==== Data entries
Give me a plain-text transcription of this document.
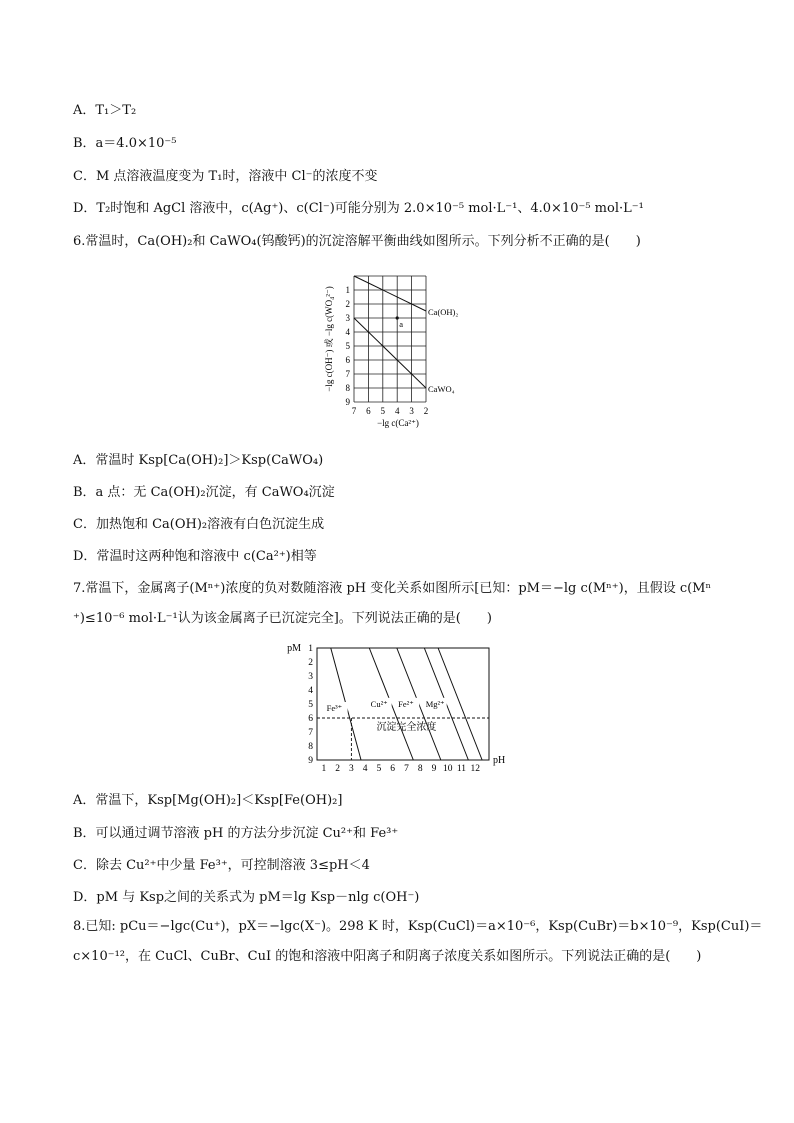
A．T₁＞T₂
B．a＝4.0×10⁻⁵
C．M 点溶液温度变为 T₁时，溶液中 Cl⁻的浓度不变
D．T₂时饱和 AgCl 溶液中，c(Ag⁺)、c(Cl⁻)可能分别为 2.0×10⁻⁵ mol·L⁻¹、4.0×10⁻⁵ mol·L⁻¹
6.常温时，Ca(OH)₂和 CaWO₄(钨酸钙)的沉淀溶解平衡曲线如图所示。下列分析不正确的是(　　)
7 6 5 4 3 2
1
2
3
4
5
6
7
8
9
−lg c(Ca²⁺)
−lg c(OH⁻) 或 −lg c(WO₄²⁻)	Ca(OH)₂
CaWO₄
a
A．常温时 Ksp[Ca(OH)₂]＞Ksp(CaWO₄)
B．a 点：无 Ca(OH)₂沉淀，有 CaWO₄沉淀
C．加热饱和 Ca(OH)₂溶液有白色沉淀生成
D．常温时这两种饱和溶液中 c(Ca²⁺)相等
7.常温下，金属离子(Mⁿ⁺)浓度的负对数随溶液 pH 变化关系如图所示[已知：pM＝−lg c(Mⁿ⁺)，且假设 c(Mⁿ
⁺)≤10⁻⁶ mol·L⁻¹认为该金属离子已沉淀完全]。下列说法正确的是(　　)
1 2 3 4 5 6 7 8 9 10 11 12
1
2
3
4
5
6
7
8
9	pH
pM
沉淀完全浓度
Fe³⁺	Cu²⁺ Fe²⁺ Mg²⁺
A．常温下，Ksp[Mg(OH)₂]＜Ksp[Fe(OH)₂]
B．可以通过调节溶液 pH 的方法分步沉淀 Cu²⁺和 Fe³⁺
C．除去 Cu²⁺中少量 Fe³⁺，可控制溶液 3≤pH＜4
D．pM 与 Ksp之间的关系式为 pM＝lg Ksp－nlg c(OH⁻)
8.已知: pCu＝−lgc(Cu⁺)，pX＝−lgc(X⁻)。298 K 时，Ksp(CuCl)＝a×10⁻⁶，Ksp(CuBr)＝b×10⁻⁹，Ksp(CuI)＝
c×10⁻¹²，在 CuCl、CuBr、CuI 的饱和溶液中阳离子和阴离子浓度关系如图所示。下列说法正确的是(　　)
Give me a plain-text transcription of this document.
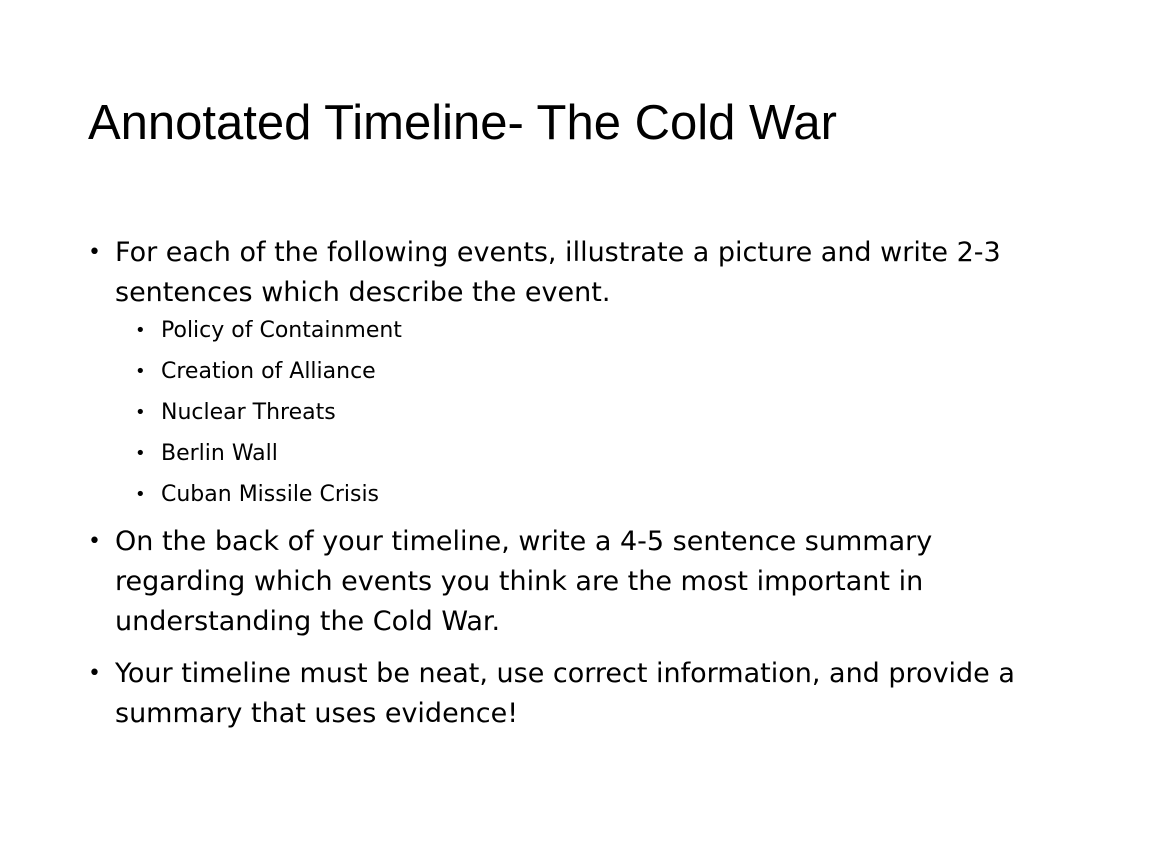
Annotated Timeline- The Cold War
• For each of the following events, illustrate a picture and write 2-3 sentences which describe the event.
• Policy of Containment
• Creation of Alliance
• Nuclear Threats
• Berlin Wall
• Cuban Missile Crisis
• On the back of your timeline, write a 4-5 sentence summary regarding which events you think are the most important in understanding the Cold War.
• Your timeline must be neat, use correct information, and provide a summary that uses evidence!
========
Given exercise: Exclude all images and restate the records above word for word.

Task solution:
Give me a plain-text transcription of this document.
A．T₁＞T₂
B．a＝4.0×10⁻⁵
C．M 点溶液温度变为 T₁时，溶液中 Cl⁻的浓度不变
D．T₂时饱和 AgCl 溶液中，c(Ag⁺)、c(Cl⁻)可能分别为 2.0×10⁻⁵ mol·L⁻¹、4.0×10⁻⁵ mol·L⁻¹
6.常温时，Ca(OH)₂和 CaWO₄(钨酸钙)的沉淀溶解平衡曲线如图所示。下列分析不正确的是(　　)
7 6 5 4 3 2
1
2
3
4
5
6
7
8
9
−lg c(Ca²⁺)
−lg c(OH⁻) 或 −lg c(WO₄²⁻)	Ca(OH)₂
CaWO₄
a
A．常温时 Ksp[Ca(OH)₂]＞Ksp(CaWO₄)
B．a 点：无 Ca(OH)₂沉淀，有 CaWO₄沉淀
C．加热饱和 Ca(OH)₂溶液有白色沉淀生成
D．常温时这两种饱和溶液中 c(Ca²⁺)相等
7.常温下，金属离子(Mⁿ⁺)浓度的负对数随溶液 pH 变化关系如图所示[已知：pM＝−lg c(Mⁿ⁺)，且假设 c(Mⁿ
⁺)≤10⁻⁶ mol·L⁻¹认为该金属离子已沉淀完全]。下列说法正确的是(　　)
1 2 3 4 5 6 7 8 9 10 11 12
1
2
3
4
5
6
7
8
9	pH
pM
沉淀完全浓度
Fe³⁺	Cu²⁺ Fe²⁺ Mg²⁺
A．常温下，Ksp[Mg(OH)₂]＜Ksp[Fe(OH)₂]
B．可以通过调节溶液 pH 的方法分步沉淀 Cu²⁺和 Fe³⁺
C．除去 Cu²⁺中少量 Fe³⁺，可控制溶液 3≤pH＜4
D．pM 与 Ksp之间的关系式为 pM＝lg Ksp－nlg c(OH⁻)
8.已知: pCu＝−lgc(Cu⁺)，pX＝−lgc(X⁻)。298 K 时，Ksp(CuCl)＝a×10⁻⁶，Ksp(CuBr)＝b×10⁻⁹，Ksp(CuI)＝
c×10⁻¹²，在 CuCl、CuBr、CuI 的饱和溶液中阳离子和阴离子浓度关系如图所示。下列说法正确的是(　　)
Give me a plain-text transcription of this document.
Annotated Timeline- The Cold War
• For each of the following events, illustrate a picture and write 2-3 sentences which describe the event.
• Policy of Containment
• Creation of Alliance
• Nuclear Threats
• Berlin Wall
• Cuban Missile Crisis
• On the back of your timeline, write a 4-5 sentence summary regarding which events you think are the most important in understanding the Cold War.
• Your timeline must be neat, use correct information, and provide a summary that uses evidence!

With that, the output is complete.